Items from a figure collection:
>>

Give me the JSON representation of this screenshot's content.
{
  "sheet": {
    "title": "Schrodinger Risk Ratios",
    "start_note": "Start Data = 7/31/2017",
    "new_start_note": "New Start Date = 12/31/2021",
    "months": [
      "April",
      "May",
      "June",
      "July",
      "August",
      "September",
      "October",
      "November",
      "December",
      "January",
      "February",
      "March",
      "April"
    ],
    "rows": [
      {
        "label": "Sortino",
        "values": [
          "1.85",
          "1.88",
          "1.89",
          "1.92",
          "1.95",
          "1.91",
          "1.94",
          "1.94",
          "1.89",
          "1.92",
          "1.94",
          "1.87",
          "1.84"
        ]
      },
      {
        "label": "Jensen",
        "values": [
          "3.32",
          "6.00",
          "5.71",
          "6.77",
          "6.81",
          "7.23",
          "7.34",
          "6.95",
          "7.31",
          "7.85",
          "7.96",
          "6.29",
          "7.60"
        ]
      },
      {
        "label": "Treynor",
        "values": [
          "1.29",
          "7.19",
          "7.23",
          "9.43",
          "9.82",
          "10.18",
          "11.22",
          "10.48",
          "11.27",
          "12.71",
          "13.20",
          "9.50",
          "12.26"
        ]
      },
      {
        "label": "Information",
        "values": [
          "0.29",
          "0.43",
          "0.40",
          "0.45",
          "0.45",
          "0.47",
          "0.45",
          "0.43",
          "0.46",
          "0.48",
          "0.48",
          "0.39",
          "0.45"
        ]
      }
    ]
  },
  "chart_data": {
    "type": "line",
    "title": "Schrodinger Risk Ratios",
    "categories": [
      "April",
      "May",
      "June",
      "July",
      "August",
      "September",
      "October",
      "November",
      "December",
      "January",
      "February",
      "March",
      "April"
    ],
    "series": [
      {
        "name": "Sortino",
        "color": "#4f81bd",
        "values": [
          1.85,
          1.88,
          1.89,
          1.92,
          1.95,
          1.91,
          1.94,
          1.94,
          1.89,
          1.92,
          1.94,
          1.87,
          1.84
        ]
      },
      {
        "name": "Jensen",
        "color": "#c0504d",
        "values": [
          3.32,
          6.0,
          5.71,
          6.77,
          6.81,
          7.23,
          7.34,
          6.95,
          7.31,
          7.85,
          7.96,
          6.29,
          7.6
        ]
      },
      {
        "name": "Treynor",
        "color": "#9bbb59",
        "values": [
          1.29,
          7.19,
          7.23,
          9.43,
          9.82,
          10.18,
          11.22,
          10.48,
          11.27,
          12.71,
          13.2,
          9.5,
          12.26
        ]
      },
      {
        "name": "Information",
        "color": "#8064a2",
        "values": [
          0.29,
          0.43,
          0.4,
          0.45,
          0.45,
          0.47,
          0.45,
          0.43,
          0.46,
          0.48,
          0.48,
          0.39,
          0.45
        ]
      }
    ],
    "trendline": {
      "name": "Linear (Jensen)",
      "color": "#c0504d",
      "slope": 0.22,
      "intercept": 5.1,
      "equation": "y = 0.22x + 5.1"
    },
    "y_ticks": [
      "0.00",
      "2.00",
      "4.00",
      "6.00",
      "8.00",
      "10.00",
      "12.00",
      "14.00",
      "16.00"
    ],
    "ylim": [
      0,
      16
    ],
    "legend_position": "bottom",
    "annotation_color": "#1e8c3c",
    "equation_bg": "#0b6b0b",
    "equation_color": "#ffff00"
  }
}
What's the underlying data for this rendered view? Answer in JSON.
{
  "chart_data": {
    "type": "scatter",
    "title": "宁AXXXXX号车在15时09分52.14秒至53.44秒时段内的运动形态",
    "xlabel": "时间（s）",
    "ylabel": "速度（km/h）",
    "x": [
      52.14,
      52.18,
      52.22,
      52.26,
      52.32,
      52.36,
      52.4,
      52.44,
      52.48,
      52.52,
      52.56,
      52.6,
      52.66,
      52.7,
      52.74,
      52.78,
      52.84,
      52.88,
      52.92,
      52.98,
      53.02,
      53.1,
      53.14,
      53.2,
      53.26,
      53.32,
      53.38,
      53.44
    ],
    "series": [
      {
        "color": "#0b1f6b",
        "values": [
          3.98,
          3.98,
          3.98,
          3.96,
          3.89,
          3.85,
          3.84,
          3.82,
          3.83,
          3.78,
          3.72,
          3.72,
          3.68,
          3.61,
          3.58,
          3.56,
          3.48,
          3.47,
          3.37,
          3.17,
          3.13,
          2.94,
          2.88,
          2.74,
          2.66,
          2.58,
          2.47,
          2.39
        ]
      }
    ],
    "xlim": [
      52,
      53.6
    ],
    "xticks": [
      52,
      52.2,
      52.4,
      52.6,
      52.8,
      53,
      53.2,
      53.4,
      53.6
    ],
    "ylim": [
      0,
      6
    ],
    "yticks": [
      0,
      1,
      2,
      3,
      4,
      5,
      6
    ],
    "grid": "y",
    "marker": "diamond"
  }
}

<<

The word "Information" appears in how many lines of the records? Give the number only.

2